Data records
-*-

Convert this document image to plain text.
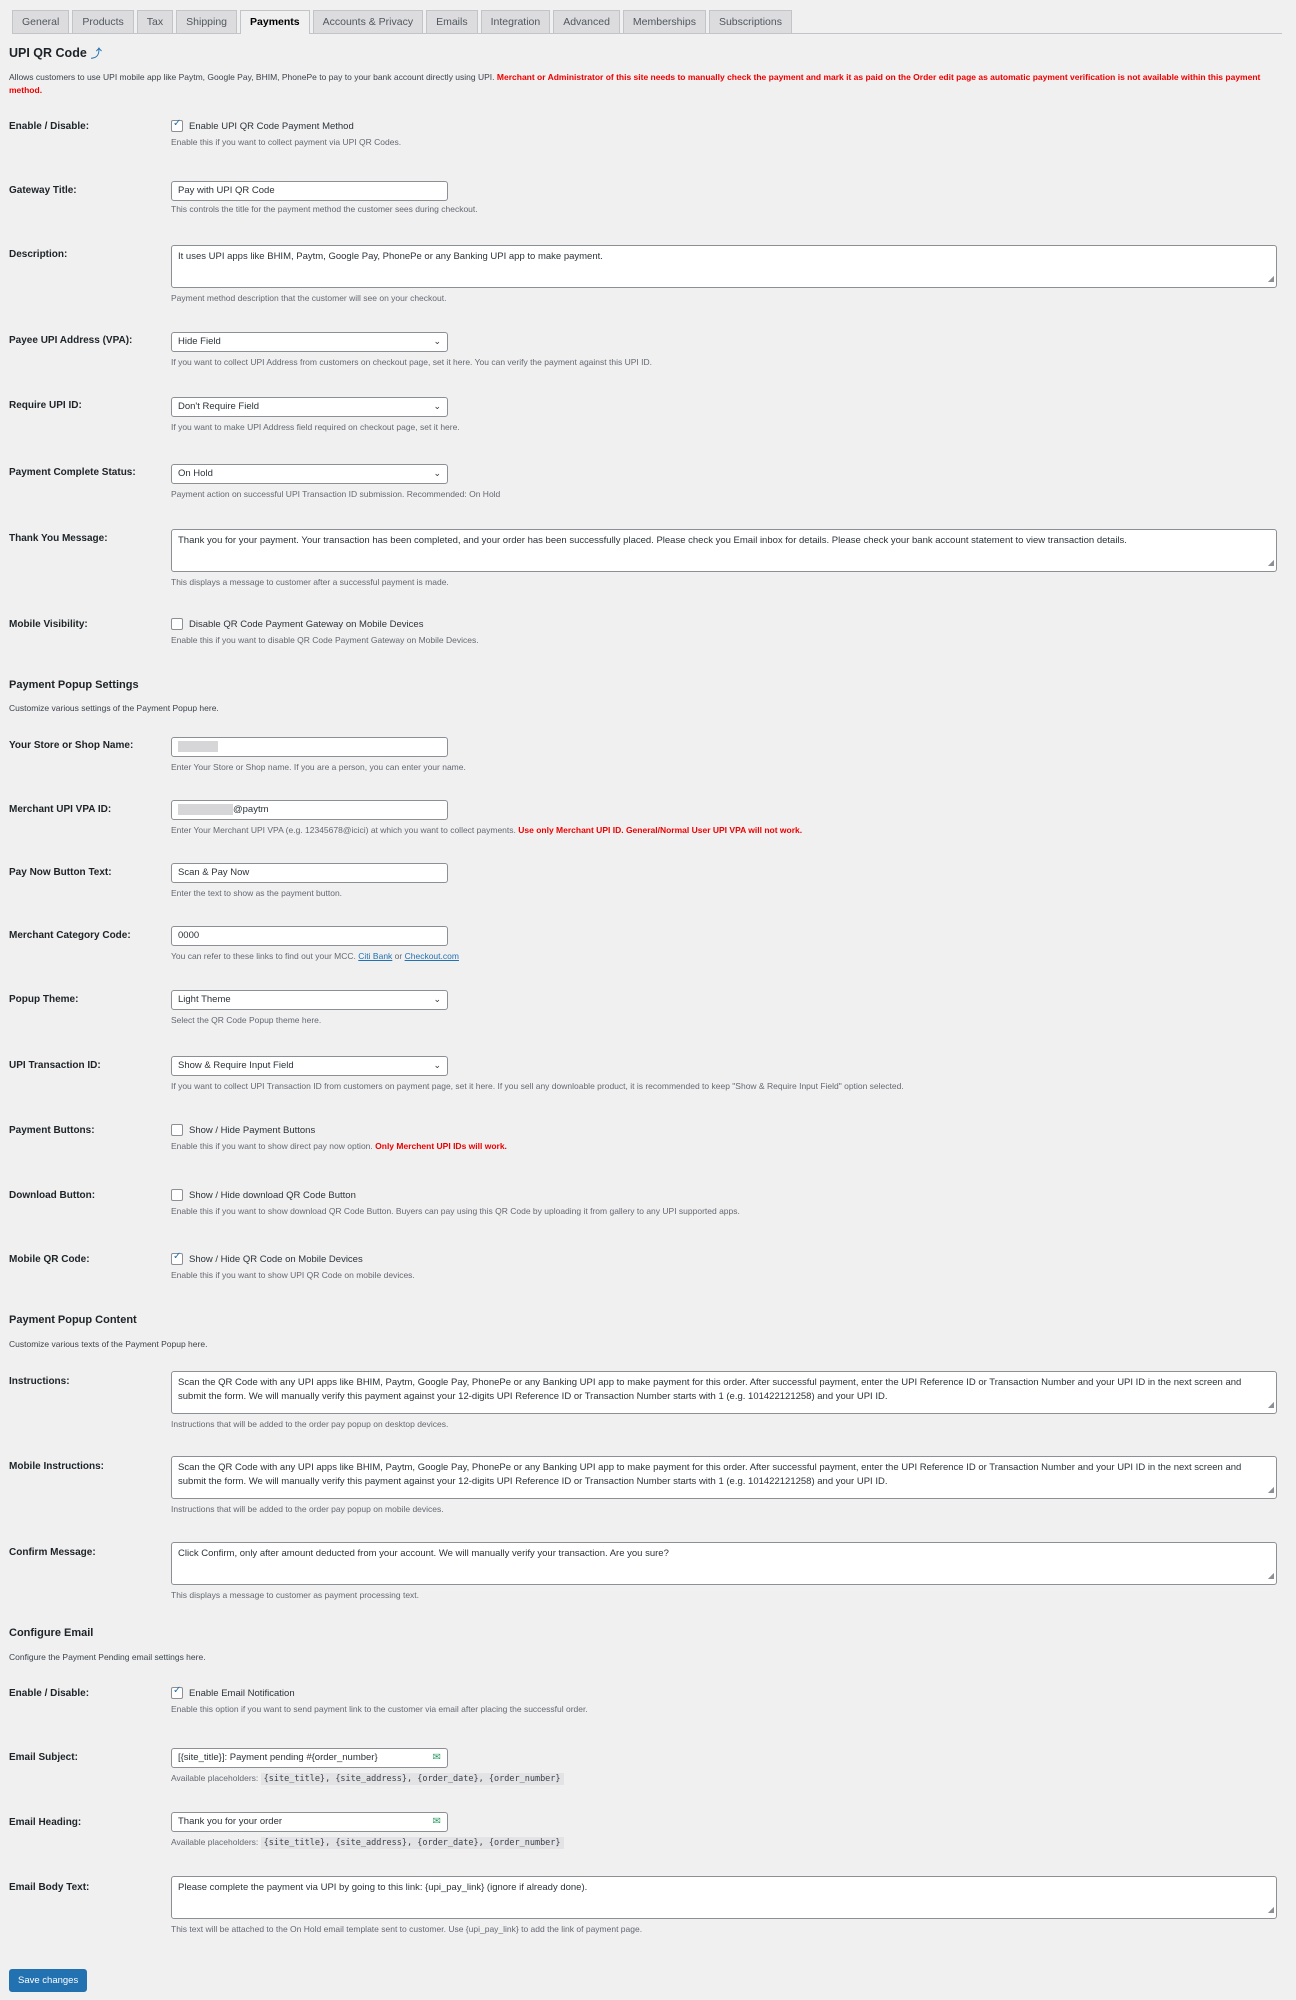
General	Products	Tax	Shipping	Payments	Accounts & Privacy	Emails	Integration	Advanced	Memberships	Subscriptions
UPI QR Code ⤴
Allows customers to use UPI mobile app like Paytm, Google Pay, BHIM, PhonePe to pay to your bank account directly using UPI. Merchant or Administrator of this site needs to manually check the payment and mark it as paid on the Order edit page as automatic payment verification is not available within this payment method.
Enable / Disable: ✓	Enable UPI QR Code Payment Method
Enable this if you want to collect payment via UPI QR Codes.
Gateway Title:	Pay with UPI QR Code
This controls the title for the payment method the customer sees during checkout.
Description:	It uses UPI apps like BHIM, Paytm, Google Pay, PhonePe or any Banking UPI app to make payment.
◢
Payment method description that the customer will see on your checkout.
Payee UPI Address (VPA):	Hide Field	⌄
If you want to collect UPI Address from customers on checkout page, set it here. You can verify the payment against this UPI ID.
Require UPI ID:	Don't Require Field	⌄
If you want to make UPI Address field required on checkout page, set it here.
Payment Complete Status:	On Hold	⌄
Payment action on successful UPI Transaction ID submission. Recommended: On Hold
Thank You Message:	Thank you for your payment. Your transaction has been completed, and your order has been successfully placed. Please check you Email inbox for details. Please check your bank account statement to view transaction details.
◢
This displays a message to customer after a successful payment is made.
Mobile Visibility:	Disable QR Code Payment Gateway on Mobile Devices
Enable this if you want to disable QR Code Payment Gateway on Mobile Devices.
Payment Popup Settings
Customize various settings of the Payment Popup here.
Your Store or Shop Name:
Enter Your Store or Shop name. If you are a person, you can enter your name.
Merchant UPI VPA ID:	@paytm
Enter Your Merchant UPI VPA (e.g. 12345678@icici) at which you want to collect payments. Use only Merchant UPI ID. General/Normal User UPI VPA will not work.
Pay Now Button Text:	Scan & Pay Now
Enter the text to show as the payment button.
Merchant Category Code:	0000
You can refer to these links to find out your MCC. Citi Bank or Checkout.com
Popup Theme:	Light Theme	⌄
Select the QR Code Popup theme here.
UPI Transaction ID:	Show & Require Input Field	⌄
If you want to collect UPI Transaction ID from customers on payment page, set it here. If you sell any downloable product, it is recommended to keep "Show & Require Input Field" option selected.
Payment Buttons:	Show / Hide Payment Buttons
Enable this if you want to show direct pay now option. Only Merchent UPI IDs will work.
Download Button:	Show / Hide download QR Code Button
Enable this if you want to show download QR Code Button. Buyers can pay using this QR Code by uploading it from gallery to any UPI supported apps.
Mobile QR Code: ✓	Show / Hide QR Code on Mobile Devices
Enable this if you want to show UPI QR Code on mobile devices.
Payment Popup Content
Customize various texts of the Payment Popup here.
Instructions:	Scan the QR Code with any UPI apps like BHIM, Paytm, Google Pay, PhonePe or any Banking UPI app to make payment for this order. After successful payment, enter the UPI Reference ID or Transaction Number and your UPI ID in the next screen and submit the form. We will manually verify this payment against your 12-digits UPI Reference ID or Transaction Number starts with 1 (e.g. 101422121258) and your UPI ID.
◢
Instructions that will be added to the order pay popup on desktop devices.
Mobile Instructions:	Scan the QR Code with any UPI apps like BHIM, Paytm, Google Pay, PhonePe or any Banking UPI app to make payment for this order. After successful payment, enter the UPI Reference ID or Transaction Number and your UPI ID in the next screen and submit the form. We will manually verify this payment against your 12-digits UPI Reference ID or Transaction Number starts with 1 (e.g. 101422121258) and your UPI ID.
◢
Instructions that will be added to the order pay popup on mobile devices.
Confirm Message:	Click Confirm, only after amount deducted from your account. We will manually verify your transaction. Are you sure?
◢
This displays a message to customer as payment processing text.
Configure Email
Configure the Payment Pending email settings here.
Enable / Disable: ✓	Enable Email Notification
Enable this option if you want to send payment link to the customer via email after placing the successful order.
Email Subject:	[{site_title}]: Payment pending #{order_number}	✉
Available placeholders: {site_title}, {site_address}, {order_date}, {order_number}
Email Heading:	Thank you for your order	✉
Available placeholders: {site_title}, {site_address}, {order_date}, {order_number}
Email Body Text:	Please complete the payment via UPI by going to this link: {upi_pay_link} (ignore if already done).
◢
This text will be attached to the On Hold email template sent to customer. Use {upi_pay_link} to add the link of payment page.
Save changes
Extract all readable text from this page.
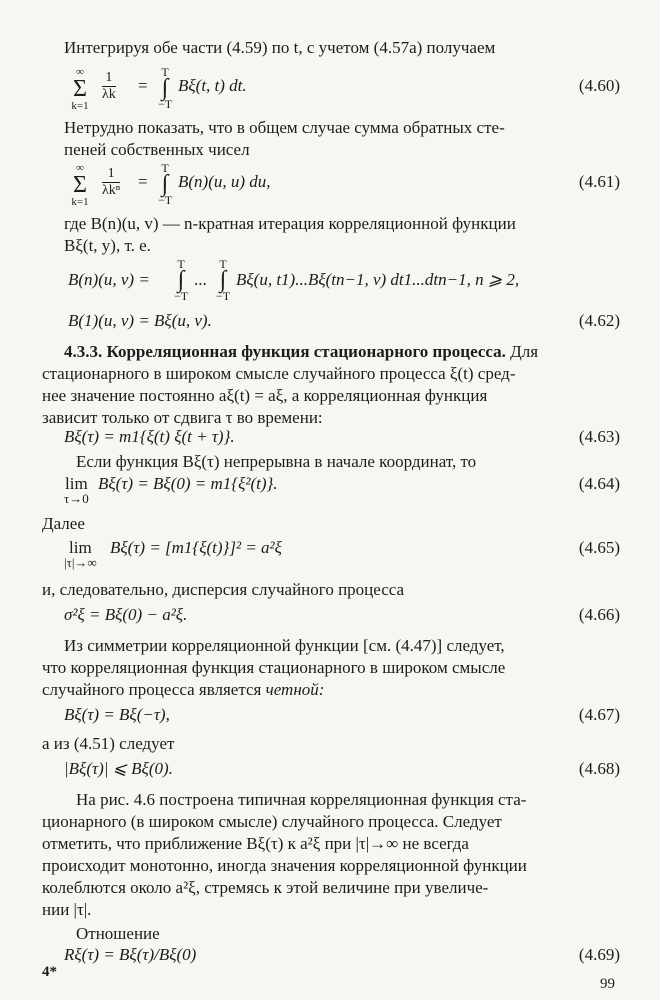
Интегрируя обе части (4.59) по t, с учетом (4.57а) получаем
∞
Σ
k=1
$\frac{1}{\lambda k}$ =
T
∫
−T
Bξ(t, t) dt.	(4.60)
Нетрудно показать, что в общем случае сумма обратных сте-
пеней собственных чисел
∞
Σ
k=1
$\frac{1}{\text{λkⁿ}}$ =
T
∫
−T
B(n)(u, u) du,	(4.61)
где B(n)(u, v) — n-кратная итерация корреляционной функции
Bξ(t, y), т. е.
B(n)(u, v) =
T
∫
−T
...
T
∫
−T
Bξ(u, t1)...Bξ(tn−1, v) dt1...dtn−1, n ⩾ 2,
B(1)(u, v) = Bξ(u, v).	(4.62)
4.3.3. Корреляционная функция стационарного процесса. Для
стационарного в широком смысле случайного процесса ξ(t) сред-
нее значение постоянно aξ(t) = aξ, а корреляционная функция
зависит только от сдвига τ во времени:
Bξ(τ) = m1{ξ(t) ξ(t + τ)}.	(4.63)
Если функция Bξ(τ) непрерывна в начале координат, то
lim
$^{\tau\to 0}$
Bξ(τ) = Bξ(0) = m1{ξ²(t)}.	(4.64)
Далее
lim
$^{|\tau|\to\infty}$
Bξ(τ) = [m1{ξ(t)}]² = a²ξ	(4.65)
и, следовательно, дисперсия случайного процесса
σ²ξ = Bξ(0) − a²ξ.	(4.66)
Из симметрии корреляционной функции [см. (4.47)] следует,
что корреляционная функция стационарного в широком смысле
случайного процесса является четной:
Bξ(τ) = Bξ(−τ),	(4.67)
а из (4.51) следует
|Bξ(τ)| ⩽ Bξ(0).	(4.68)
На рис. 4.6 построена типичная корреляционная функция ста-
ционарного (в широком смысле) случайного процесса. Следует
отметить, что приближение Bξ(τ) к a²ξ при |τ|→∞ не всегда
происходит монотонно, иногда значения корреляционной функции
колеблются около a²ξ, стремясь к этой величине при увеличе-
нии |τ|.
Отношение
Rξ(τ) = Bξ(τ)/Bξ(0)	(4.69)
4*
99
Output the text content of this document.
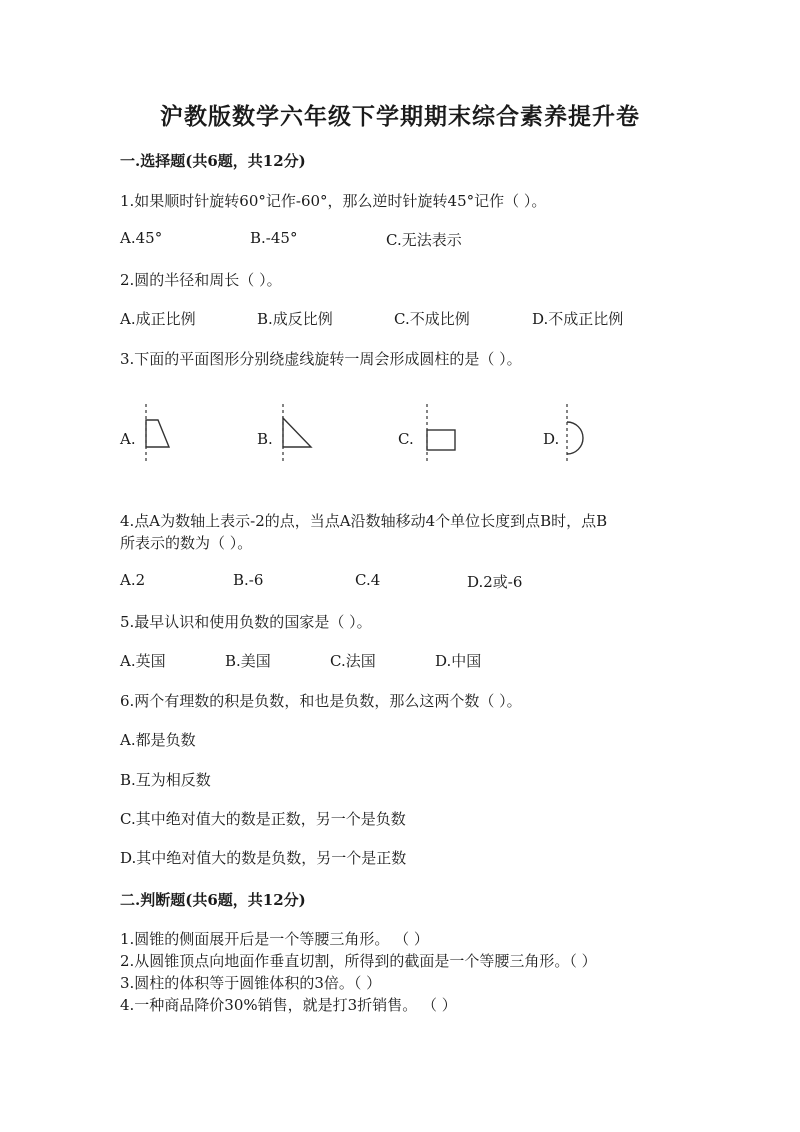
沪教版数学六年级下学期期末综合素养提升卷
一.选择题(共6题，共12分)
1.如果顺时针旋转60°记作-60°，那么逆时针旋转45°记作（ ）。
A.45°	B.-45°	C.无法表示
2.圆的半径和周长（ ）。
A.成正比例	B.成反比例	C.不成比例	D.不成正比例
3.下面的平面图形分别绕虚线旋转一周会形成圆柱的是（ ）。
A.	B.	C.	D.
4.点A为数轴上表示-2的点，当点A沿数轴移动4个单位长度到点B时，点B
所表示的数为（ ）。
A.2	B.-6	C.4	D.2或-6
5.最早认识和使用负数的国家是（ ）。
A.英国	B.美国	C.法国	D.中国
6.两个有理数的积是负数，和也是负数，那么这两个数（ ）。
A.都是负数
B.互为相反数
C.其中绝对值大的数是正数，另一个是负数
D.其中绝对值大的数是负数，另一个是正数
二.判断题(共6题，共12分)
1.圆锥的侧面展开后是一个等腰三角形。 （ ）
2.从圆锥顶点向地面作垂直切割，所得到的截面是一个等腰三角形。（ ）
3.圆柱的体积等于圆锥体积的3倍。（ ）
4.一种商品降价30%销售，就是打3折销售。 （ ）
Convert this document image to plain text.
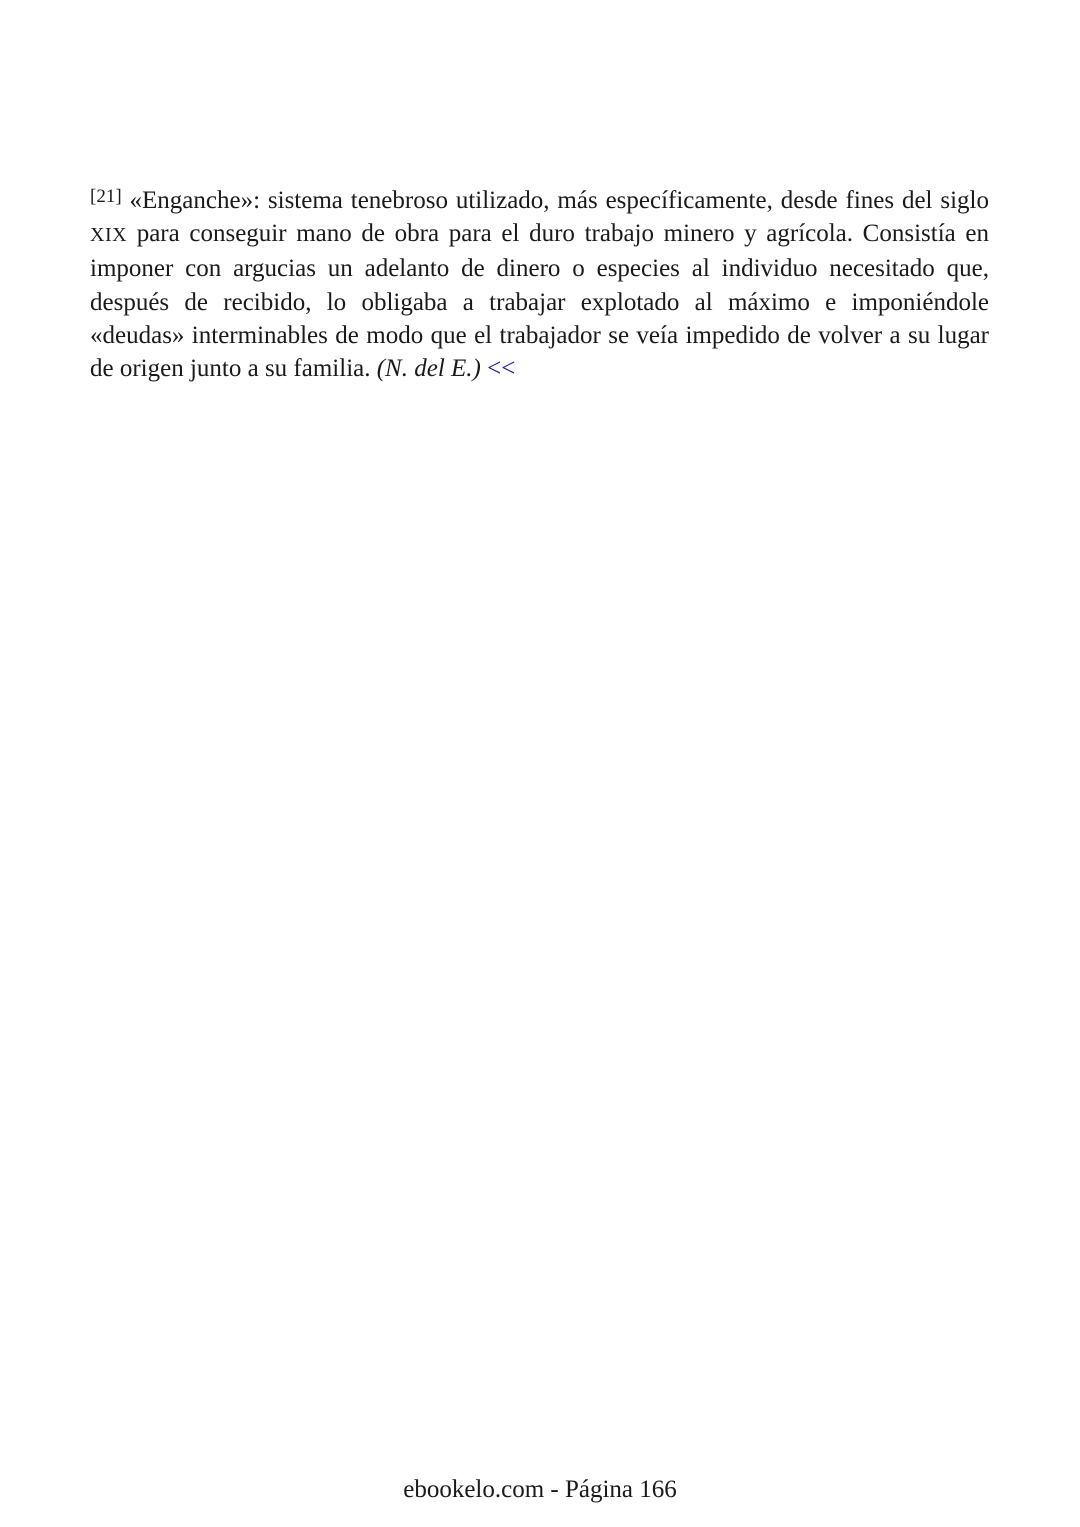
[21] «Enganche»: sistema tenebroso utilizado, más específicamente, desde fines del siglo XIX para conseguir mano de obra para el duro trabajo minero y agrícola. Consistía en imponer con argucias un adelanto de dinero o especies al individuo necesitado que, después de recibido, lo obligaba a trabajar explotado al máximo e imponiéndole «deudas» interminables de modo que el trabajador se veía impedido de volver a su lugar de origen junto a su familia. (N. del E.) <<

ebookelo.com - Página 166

-*-

## GIVEN EXERCISE
Find each line holding the string "various" and copy it out.

## SOLVED EXERCISE
Customize various settings of the Payment Popup here.
Customize various texts of the Payment Popup here.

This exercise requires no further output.